# Start of Provided data

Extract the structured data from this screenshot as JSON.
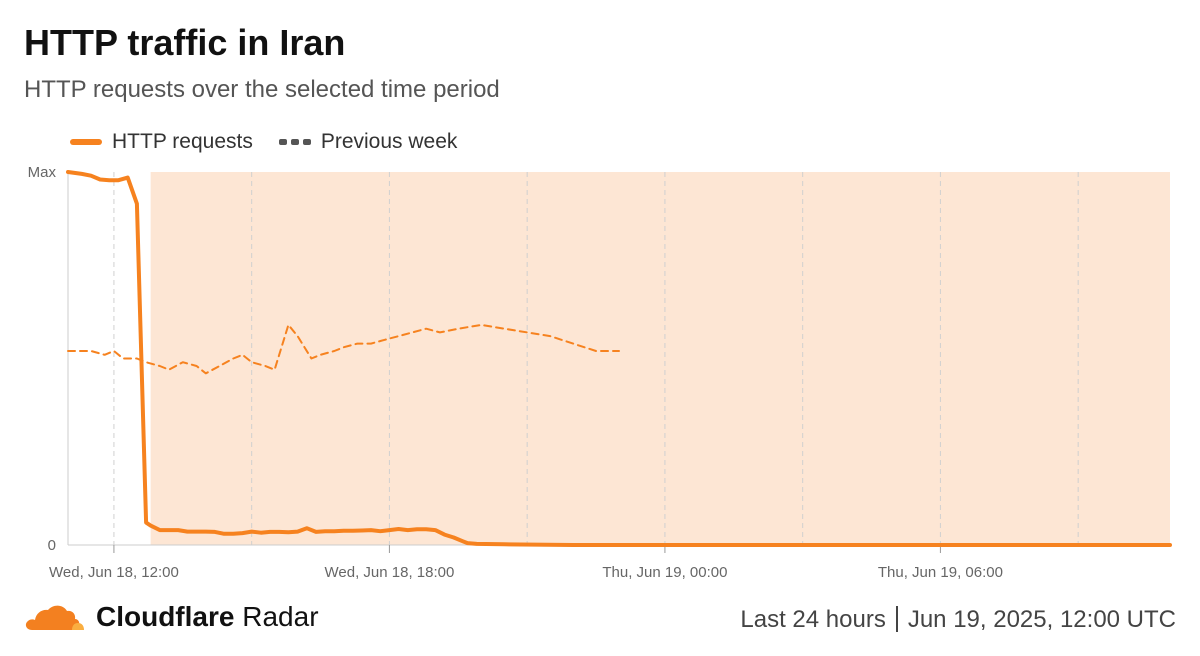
{
  "header": {
    "title": "HTTP traffic in Iran",
    "subtitle": "HTTP requests over the selected time period"
  },
  "legend": {
    "series_label": "HTTP requests",
    "previous_label": "Previous week"
  },
  "footer": {
    "brand_bold": "Cloudflare",
    "brand_regular": "Radar",
    "period": "Last 24 hours",
    "date": "Jun 19, 2025, 12:00 UTC"
  },
  "colors": {
    "series": "#f6821f",
    "highlight": "#fde6d4",
    "grid": "#d0d0d0",
    "legend_dash": "#555555",
    "logo_orange": "#f38020",
    "logo_light": "#faae40"
  },
  "icons": {
    "logo": "cloudflare-cloud-icon"
  },
  "chart_data": {
    "type": "line",
    "y_tick_labels": [
      "Max",
      "0"
    ],
    "x_tick_labels": [
      "Wed, Jun 18, 12:00",
      "Wed, Jun 18, 18:00",
      "Thu, Jun 19, 00:00",
      "Thu, Jun 19, 06:00"
    ],
    "ylim": [
      0,
      1
    ],
    "grid": true,
    "legend_position": "top-left",
    "x_hours": [
      -1,
      11
    ],
    "highlight_range_hours": [
      0.8,
      23
    ],
    "series": [
      {
        "name": "HTTP requests",
        "style": "solid",
        "x": [
          -1,
          -0.7,
          -0.5,
          -0.3,
          -0.1,
          0.1,
          0.3,
          0.5,
          0.7,
          0.8,
          1.0,
          1.2,
          1.4,
          1.6,
          1.8,
          2.0,
          2.2,
          2.4,
          2.6,
          2.8,
          3.0,
          3.2,
          3.4,
          3.6,
          3.8,
          4.0,
          4.2,
          4.4,
          4.6,
          4.8,
          5.0,
          5.2,
          5.4,
          5.6,
          5.8,
          6.0,
          6.2,
          6.4,
          6.6,
          6.8,
          7.0,
          7.2,
          7.4,
          7.6,
          7.7,
          7.9,
          8.5,
          10,
          12,
          14,
          16,
          18,
          20,
          22,
          23
        ],
        "y": [
          1.0,
          0.995,
          0.99,
          0.98,
          0.978,
          0.978,
          0.985,
          0.915,
          0.06,
          0.052,
          0.04,
          0.04,
          0.04,
          0.036,
          0.036,
          0.036,
          0.035,
          0.03,
          0.03,
          0.032,
          0.036,
          0.033,
          0.035,
          0.035,
          0.034,
          0.036,
          0.045,
          0.035,
          0.037,
          0.037,
          0.038,
          0.038,
          0.039,
          0.04,
          0.037,
          0.04,
          0.043,
          0.04,
          0.042,
          0.042,
          0.04,
          0.028,
          0.02,
          0.01,
          0.005,
          0.003,
          0.002,
          0.0,
          0.0,
          0.0,
          0.0,
          0.0,
          0.0,
          0.0,
          0.0
        ]
      },
      {
        "name": "Previous week",
        "style": "dashed",
        "x": [
          -1,
          -0.5,
          -0.2,
          0,
          0.2,
          0.5,
          0.7,
          1.0,
          1.2,
          1.5,
          1.8,
          2.0,
          2.3,
          2.6,
          2.8,
          3.0,
          3.3,
          3.5,
          3.8,
          4.0,
          4.3,
          4.5,
          4.8,
          5.0,
          5.3,
          5.6,
          5.9,
          6.2,
          6.5,
          6.8,
          7.1,
          7.5,
          8,
          8.5,
          9,
          9.5,
          10,
          10.5,
          11
        ],
        "y": [
          0.52,
          0.52,
          0.51,
          0.52,
          0.5,
          0.5,
          0.49,
          0.48,
          0.47,
          0.49,
          0.48,
          0.46,
          0.48,
          0.5,
          0.51,
          0.49,
          0.48,
          0.47,
          0.59,
          0.56,
          0.5,
          0.51,
          0.52,
          0.53,
          0.54,
          0.54,
          0.55,
          0.56,
          0.57,
          0.58,
          0.57,
          0.58,
          0.59,
          0.58,
          0.57,
          0.56,
          0.54,
          0.52,
          0.52
        ]
      }
    ]
  }
}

# End of Provided data

§ **Exercise details**: All the lines above are to be given again exactly as they read, with the pictures removed.

§ **Result of the task**:
Extract the structured data from this screenshot as JSON.
{
  "header": {
    "title": "HTTP traffic in Iran",
    "subtitle": "HTTP requests over the selected time period"
  },
  "legend": {
    "series_label": "HTTP requests",
    "previous_label": "Previous week"
  },
  "footer": {
    "brand_bold": "Cloudflare",
    "brand_regular": "Radar",
    "period": "Last 24 hours",
    "date": "Jun 19, 2025, 12:00 UTC"
  },
  "colors": {
    "series": "#f6821f",
    "highlight": "#fde6d4",
    "grid": "#d0d0d0",
    "legend_dash": "#555555",
    "logo_orange": "#f38020",
    "logo_light": "#faae40"
  },
  "icons": {
    "logo": "cloudflare-cloud-icon"
  },
  "chart_data": {
    "type": "line",
    "y_tick_labels": [
      "Max",
      "0"
    ],
    "x_tick_labels": [
      "Wed, Jun 18, 12:00",
      "Wed, Jun 18, 18:00",
      "Thu, Jun 19, 00:00",
      "Thu, Jun 19, 06:00"
    ],
    "ylim": [
      0,
      1
    ],
    "grid": true,
    "legend_position": "top-left",
    "x_hours": [
      -1,
      11
    ],
    "highlight_range_hours": [
      0.8,
      23
    ],
    "series": [
      {
        "name": "HTTP requests",
        "style": "solid",
        "x": [
          -1,
          -0.7,
          -0.5,
          -0.3,
          -0.1,
          0.1,
          0.3,
          0.5,
          0.7,
          0.8,
          1.0,
          1.2,
          1.4,
          1.6,
          1.8,
          2.0,
          2.2,
          2.4,
          2.6,
          2.8,
          3.0,
          3.2,
          3.4,
          3.6,
          3.8,
          4.0,
          4.2,
          4.4,
          4.6,
          4.8,
          5.0,
          5.2,
          5.4,
          5.6,
          5.8,
          6.0,
          6.2,
          6.4,
          6.6,
          6.8,
          7.0,
          7.2,
          7.4,
          7.6,
          7.7,
          7.9,
          8.5,
          10,
          12,
          14,
          16,
          18,
          20,
          22,
          23
        ],
        "y": [
          1.0,
          0.995,
          0.99,
          0.98,
          0.978,
          0.978,
          0.985,
          0.915,
          0.06,
          0.052,
          0.04,
          0.04,
          0.04,
          0.036,
          0.036,
          0.036,
          0.035,
          0.03,
          0.03,
          0.032,
          0.036,
          0.033,
          0.035,
          0.035,
          0.034,
          0.036,
          0.045,
          0.035,
          0.037,
          0.037,
          0.038,
          0.038,
          0.039,
          0.04,
          0.037,
          0.04,
          0.043,
          0.04,
          0.042,
          0.042,
          0.04,
          0.028,
          0.02,
          0.01,
          0.005,
          0.003,
          0.002,
          0.0,
          0.0,
          0.0,
          0.0,
          0.0,
          0.0,
          0.0,
          0.0
        ]
      },
      {
        "name": "Previous week",
        "style": "dashed",
        "x": [
          -1,
          -0.5,
          -0.2,
          0,
          0.2,
          0.5,
          0.7,
          1.0,
          1.2,
          1.5,
          1.8,
          2.0,
          2.3,
          2.6,
          2.8,
          3.0,
          3.3,
          3.5,
          3.8,
          4.0,
          4.3,
          4.5,
          4.8,
          5.0,
          5.3,
          5.6,
          5.9,
          6.2,
          6.5,
          6.8,
          7.1,
          7.5,
          8,
          8.5,
          9,
          9.5,
          10,
          10.5,
          11
        ],
        "y": [
          0.52,
          0.52,
          0.51,
          0.52,
          0.5,
          0.5,
          0.49,
          0.48,
          0.47,
          0.49,
          0.48,
          0.46,
          0.48,
          0.5,
          0.51,
          0.49,
          0.48,
          0.47,
          0.59,
          0.56,
          0.5,
          0.51,
          0.52,
          0.53,
          0.54,
          0.54,
          0.55,
          0.56,
          0.57,
          0.58,
          0.57,
          0.58,
          0.59,
          0.58,
          0.57,
          0.56,
          0.54,
          0.52,
          0.52
        ]
      }
    ]
  }
}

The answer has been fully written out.